**Written exercise**
Repeat the lines that follow, leaving nothing out.

┌─ Records for this task

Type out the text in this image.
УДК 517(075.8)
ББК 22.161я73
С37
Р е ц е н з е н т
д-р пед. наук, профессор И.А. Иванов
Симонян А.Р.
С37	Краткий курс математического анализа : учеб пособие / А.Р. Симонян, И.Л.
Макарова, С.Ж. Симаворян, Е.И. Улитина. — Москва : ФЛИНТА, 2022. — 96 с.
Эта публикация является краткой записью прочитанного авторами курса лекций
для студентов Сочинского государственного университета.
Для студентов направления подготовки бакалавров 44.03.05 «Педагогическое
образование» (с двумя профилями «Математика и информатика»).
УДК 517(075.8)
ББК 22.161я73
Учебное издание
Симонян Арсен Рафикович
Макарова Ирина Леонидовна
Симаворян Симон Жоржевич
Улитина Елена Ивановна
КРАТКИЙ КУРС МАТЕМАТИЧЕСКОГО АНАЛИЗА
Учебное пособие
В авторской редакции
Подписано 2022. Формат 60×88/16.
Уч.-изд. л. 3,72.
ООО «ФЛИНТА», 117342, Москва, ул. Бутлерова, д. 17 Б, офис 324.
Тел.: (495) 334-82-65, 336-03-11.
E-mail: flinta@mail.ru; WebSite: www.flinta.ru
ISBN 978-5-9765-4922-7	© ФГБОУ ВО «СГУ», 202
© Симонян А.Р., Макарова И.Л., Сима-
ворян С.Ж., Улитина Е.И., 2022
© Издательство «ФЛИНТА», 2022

└─

**Result below**
Type out the text in this image.
УДК 517(075.8)
ББК 22.161я73
С37
Р е ц е н з е н т
д-р пед. наук, профессор И.А. Иванов
Симонян А.Р.
С37	Краткий курс математического анализа : учеб пособие / А.Р. Симонян, И.Л.
Макарова, С.Ж. Симаворян, Е.И. Улитина. — Москва : ФЛИНТА, 2022. — 96 с.
Эта публикация является краткой записью прочитанного авторами курса лекций
для студентов Сочинского государственного университета.
Для студентов направления подготовки бакалавров 44.03.05 «Педагогическое
образование» (с двумя профилями «Математика и информатика»).
УДК 517(075.8)
ББК 22.161я73
Учебное издание
Симонян Арсен Рафикович
Макарова Ирина Леонидовна
Симаворян Симон Жоржевич
Улитина Елена Ивановна
КРАТКИЙ КУРС МАТЕМАТИЧЕСКОГО АНАЛИЗА
Учебное пособие
В авторской редакции
Подписано 2022. Формат 60×88/16.
Уч.-изд. л. 3,72.
ООО «ФЛИНТА», 117342, Москва, ул. Бутлерова, д. 17 Б, офис 324.
Тел.: (495) 334-82-65, 336-03-11.
E-mail: flinta@mail.ru; WebSite: www.flinta.ru
ISBN 978-5-9765-4922-7	© ФГБОУ ВО «СГУ», 202
© Симонян А.Р., Макарова И.Л., Сима-
ворян С.Ж., Улитина Е.И., 2022
© Издательство «ФЛИНТА», 2022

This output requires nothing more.